* Requirements
Exactly repeat the material, dropping only the pictures.

* Data records
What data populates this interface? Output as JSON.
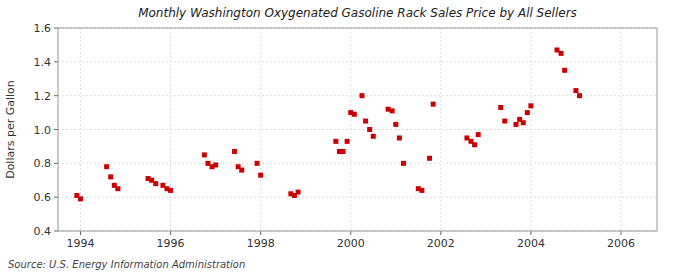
{
  "chart_data": {
    "type": "scatter",
    "title": "Monthly Washington Oxygenated Gasoline Rack Sales Price by All Sellers",
    "y_label": "Dollars per Gallon",
    "annotations": [
      "Source: U.S. Energy Information Administration"
    ],
    "color": "#cc0000",
    "marker": "square",
    "grid": true,
    "xlim": [
      1993.5,
      2006.8
    ],
    "ylim": [
      0.4,
      1.6
    ],
    "xticks": [
      1994,
      1996,
      1998,
      2000,
      2002,
      2004,
      2006
    ],
    "yticks": [
      0.4,
      0.6,
      0.8,
      {
        "value": 1.0,
        "label": "1.0"
      },
      1.2,
      1.4,
      1.6
    ],
    "x": [
      1993.92,
      1994.0,
      1994.58,
      1994.67,
      1994.75,
      1994.83,
      1995.5,
      1995.58,
      1995.67,
      1995.83,
      1995.92,
      1996.0,
      1996.75,
      1996.83,
      1996.92,
      1997.0,
      1997.42,
      1997.5,
      1997.58,
      1997.92,
      1998.0,
      1998.67,
      1998.75,
      1998.83,
      1999.67,
      1999.75,
      1999.83,
      1999.92,
      2000.0,
      2000.08,
      2000.25,
      2000.33,
      2000.42,
      2000.5,
      2000.83,
      2000.92,
      2001.0,
      2001.08,
      2001.17,
      2001.5,
      2001.58,
      2001.75,
      2001.83,
      2002.58,
      2002.67,
      2002.75,
      2002.83,
      2003.33,
      2003.42,
      2003.67,
      2003.75,
      2003.83,
      2003.92,
      2004.0,
      2004.58,
      2004.67,
      2004.75,
      2005.0,
      2005.08
    ],
    "values": [
      0.61,
      0.59,
      0.78,
      0.72,
      0.67,
      0.65,
      0.71,
      0.7,
      0.68,
      0.67,
      0.65,
      0.64,
      0.85,
      0.8,
      0.78,
      0.79,
      0.87,
      0.78,
      0.76,
      0.8,
      0.73,
      0.62,
      0.61,
      0.63,
      0.93,
      0.87,
      0.87,
      0.93,
      1.1,
      1.09,
      1.2,
      1.05,
      1.0,
      0.96,
      1.12,
      1.11,
      1.03,
      0.95,
      0.8,
      0.65,
      0.64,
      0.83,
      1.15,
      0.95,
      0.93,
      0.91,
      0.97,
      1.13,
      1.05,
      1.03,
      1.06,
      1.04,
      1.1,
      1.14,
      1.47,
      1.45,
      1.35,
      1.23,
      1.2
    ]
  }
}
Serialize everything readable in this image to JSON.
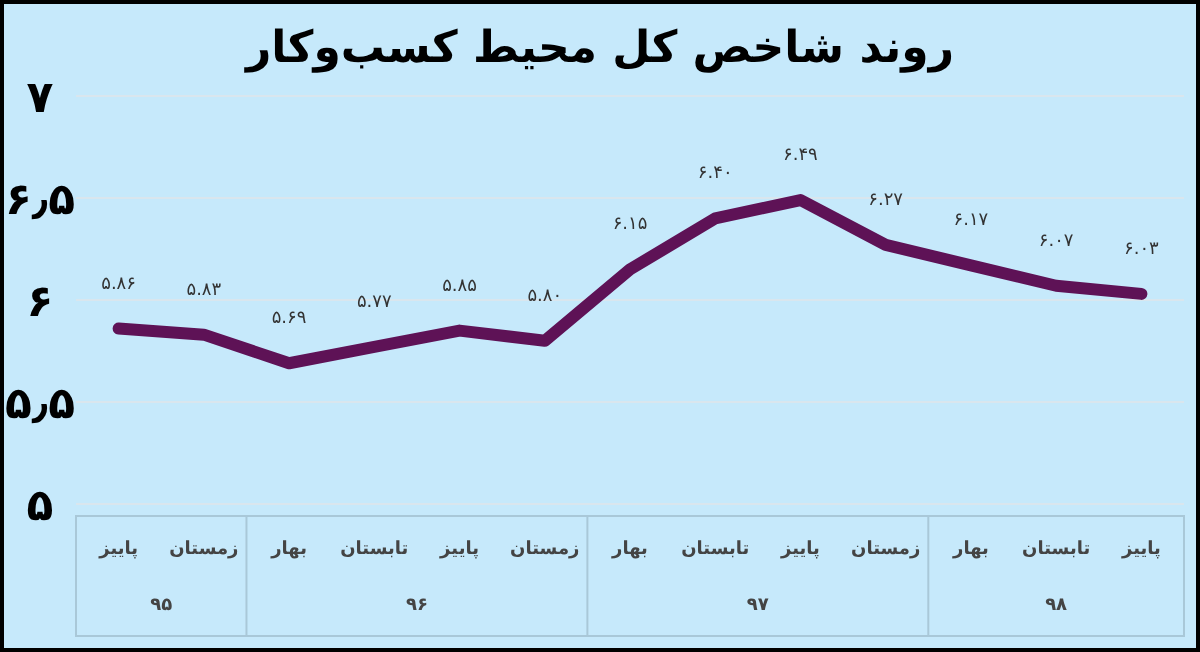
{
  "chart_data": {
    "type": "line",
    "title": "روند شاخص کل محیط کسب‌وکار",
    "categories": [
      "پاییز",
      "زمستان",
      "بهار",
      "تابستان",
      "پاییز",
      "زمستان",
      "بهار",
      "تابستان",
      "پاییز",
      "زمستان",
      "بهار",
      "تابستان",
      "پاییز"
    ],
    "series": [
      {
        "color": "#5e1256",
        "values": [
          5.86,
          5.83,
          5.69,
          5.77,
          5.85,
          5.8,
          6.15,
          6.4,
          6.49,
          6.27,
          6.17,
          6.07,
          6.03
        ],
        "value_labels": [
          "۵.۸۶",
          "۵.۸۳",
          "۵.۶۹",
          "۵.۷۷",
          "۵.۸۵",
          "۵.۸۰",
          "۶.۱۵",
          "۶.۴۰",
          "۶.۴۹",
          "۶.۲۷",
          "۶.۱۷",
          "۶.۰۷",
          "۶.۰۳"
        ]
      }
    ],
    "annotations": [
      "۹۵",
      "۹۶",
      "۹۷",
      "۹۸"
    ],
    "ylim": [
      5,
      7
    ],
    "yticks": [
      {
        "value": 5,
        "label": "۵"
      },
      {
        "value": 5.5,
        "label": "۵٫۵"
      },
      {
        "value": 6,
        "label": "۶"
      },
      {
        "value": 6.5,
        "label": "۶٫۵"
      },
      {
        "value": 7,
        "label": "۷"
      }
    ],
    "grid": "y",
    "marker": "none",
    "line_style": "solid"
  }
}
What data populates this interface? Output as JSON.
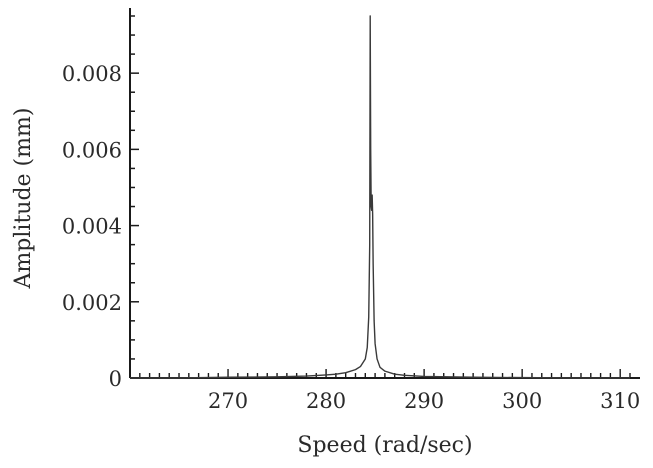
{
  "chart_data": {
    "type": "line",
    "title": "",
    "xlabel": "Speed (rad/sec)",
    "ylabel": "Amplitude (mm)",
    "xlim": [
      260,
      311
    ],
    "ylim": [
      0,
      0.0095
    ],
    "xticks": [
      {
        "value": 270,
        "label": "270"
      },
      {
        "value": 280,
        "label": "280"
      },
      {
        "value": 290,
        "label": "290"
      },
      {
        "value": 300,
        "label": "300"
      },
      {
        "value": 310,
        "label": "310"
      }
    ],
    "yticks": [
      {
        "value": 0,
        "label": "0"
      },
      {
        "value": 0.002,
        "label": "0.002"
      },
      {
        "value": 0.004,
        "label": "0.004"
      },
      {
        "value": 0.006,
        "label": "0.006"
      },
      {
        "value": 0.008,
        "label": "0.008"
      }
    ],
    "grid": false,
    "legend": "none",
    "series": [
      {
        "color": "#3a3a3a",
        "x": [
          260,
          265,
          270,
          275,
          278,
          280,
          281,
          282,
          283,
          283.5,
          284,
          284.2,
          284.35,
          284.45,
          284.5,
          284.55,
          284.6,
          284.65,
          284.7,
          284.75,
          284.8,
          284.9,
          285.0,
          285.2,
          285.5,
          286,
          287,
          288,
          290,
          295,
          300,
          305,
          311
        ],
        "y": [
          0.0,
          0.0,
          2e-05,
          3e-05,
          5e-05,
          8e-05,
          0.0001,
          0.00014,
          0.00022,
          0.0003,
          0.0005,
          0.0008,
          0.0016,
          0.0035,
          0.0095,
          0.006,
          0.0045,
          0.0044,
          0.0048,
          0.0043,
          0.003,
          0.0015,
          0.0009,
          0.0005,
          0.00028,
          0.00018,
          0.0001,
          7e-05,
          4e-05,
          2e-05,
          1e-05,
          0.0,
          0.0
        ]
      }
    ]
  }
}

* Task answer
What data populates this interface? Output as JSON.
{
  "chart_data": {
    "type": "scatter",
    "title": "Monthly Washington Oxygenated Gasoline Rack Sales Price by All Sellers",
    "y_label": "Dollars per Gallon",
    "annotations": [
      "Source: U.S. Energy Information Administration"
    ],
    "color": "#cc0000",
    "marker": "square",
    "grid": true,
    "xlim": [
      1993.5,
      2006.8
    ],
    "ylim": [
      0.4,
      1.6
    ],
    "xticks": [
      1994,
      1996,
      1998,
      2000,
      2002,
      2004,
      2006
    ],
    "yticks": [
      0.4,
      0.6,
      0.8,
      {
        "value": 1.0,
        "label": "1.0"
      },
      1.2,
      1.4,
      1.6
    ],
    "x": [
      1993.92,
      1994.0,
      1994.58,
      1994.67,
      1994.75,
      1994.83,
      1995.5,
      1995.58,
      1995.67,
      1995.83,
      1995.92,
      1996.0,
      1996.75,
      1996.83,
      1996.92,
      1997.0,
      1997.42,
      1997.5,
      1997.58,
      1997.92,
      1998.0,
      1998.67,
      1998.75,
      1998.83,
      1999.67,
      1999.75,
      1999.83,
      1999.92,
      2000.0,
      2000.08,
      2000.25,
      2000.33,
      2000.42,
      2000.5,
      2000.83,
      2000.92,
      2001.0,
      2001.08,
      2001.17,
      2001.5,
      2001.58,
      2001.75,
      2001.83,
      2002.58,
      2002.67,
      2002.75,
      2002.83,
      2003.33,
      2003.42,
      2003.67,
      2003.75,
      2003.83,
      2003.92,
      2004.0,
      2004.58,
      2004.67,
      2004.75,
      2005.0,
      2005.08
    ],
    "values": [
      0.61,
      0.59,
      0.78,
      0.72,
      0.67,
      0.65,
      0.71,
      0.7,
      0.68,
      0.67,
      0.65,
      0.64,
      0.85,
      0.8,
      0.78,
      0.79,
      0.87,
      0.78,
      0.76,
      0.8,
      0.73,
      0.62,
      0.61,
      0.63,
      0.93,
      0.87,
      0.87,
      0.93,
      1.1,
      1.09,
      1.2,
      1.05,
      1.0,
      0.96,
      1.12,
      1.11,
      1.03,
      0.95,
      0.8,
      0.65,
      0.64,
      0.83,
      1.15,
      0.95,
      0.93,
      0.91,
      0.97,
      1.13,
      1.05,
      1.03,
      1.06,
      1.04,
      1.1,
      1.14,
      1.47,
      1.45,
      1.35,
      1.23,
      1.2
    ]
  }
}
Serialize everything readable in this image to JSON.
{
  "chart_data": {
    "type": "line",
    "title": "روند شاخص کل محیط کسب‌وکار",
    "categories": [
      "پاییز",
      "زمستان",
      "بهار",
      "تابستان",
      "پاییز",
      "زمستان",
      "بهار",
      "تابستان",
      "پاییز",
      "زمستان",
      "بهار",
      "تابستان",
      "پاییز"
    ],
    "series": [
      {
        "color": "#5e1256",
        "values": [
          5.86,
          5.83,
          5.69,
          5.77,
          5.85,
          5.8,
          6.15,
          6.4,
          6.49,
          6.27,
          6.17,
          6.07,
          6.03
        ],
        "value_labels": [
          "۵.۸۶",
          "۵.۸۳",
          "۵.۶۹",
          "۵.۷۷",
          "۵.۸۵",
          "۵.۸۰",
          "۶.۱۵",
          "۶.۴۰",
          "۶.۴۹",
          "۶.۲۷",
          "۶.۱۷",
          "۶.۰۷",
          "۶.۰۳"
        ]
      }
    ],
    "annotations": [
      "۹۵",
      "۹۶",
      "۹۷",
      "۹۸"
    ],
    "ylim": [
      5,
      7
    ],
    "yticks": [
      {
        "value": 5,
        "label": "۵"
      },
      {
        "value": 5.5,
        "label": "۵٫۵"
      },
      {
        "value": 6,
        "label": "۶"
      },
      {
        "value": 6.5,
        "label": "۶٫۵"
      },
      {
        "value": 7,
        "label": "۷"
      }
    ],
    "grid": "y",
    "marker": "none",
    "line_style": "solid"
  }
}
What data populates this interface? Output as JSON.
{
  "chart_data": {
    "type": "line",
    "title": "",
    "xlabel": "Speed (rad/sec)",
    "ylabel": "Amplitude (mm)",
    "xlim": [
      260,
      311
    ],
    "ylim": [
      0,
      0.0095
    ],
    "xticks": [
      {
        "value": 270,
        "label": "270"
      },
      {
        "value": 280,
        "label": "280"
      },
      {
        "value": 290,
        "label": "290"
      },
      {
        "value": 300,
        "label": "300"
      },
      {
        "value": 310,
        "label": "310"
      }
    ],
    "yticks": [
      {
        "value": 0,
        "label": "0"
      },
      {
        "value": 0.002,
        "label": "0.002"
      },
      {
        "value": 0.004,
        "label": "0.004"
      },
      {
        "value": 0.006,
        "label": "0.006"
      },
      {
        "value": 0.008,
        "label": "0.008"
      }
    ],
    "grid": false,
    "legend": "none",
    "series": [
      {
        "color": "#3a3a3a",
        "x": [
          260,
          265,
          270,
          275,
          278,
          280,
          281,
          282,
          283,
          283.5,
          284,
          284.2,
          284.35,
          284.45,
          284.5,
          284.55,
          284.6,
          284.65,
          284.7,
          284.75,
          284.8,
          284.9,
          285.0,
          285.2,
          285.5,
          286,
          287,
          288,
          290,
          295,
          300,
          305,
          311
        ],
        "y": [
          0.0,
          0.0,
          2e-05,
          3e-05,
          5e-05,
          8e-05,
          0.0001,
          0.00014,
          0.00022,
          0.0003,
          0.0005,
          0.0008,
          0.0016,
          0.0035,
          0.0095,
          0.006,
          0.0045,
          0.0044,
          0.0048,
          0.0043,
          0.003,
          0.0015,
          0.0009,
          0.0005,
          0.00028,
          0.00018,
          0.0001,
          7e-05,
          4e-05,
          2e-05,
          1e-05,
          0.0,
          0.0
        ]
      }
    ]
  }
}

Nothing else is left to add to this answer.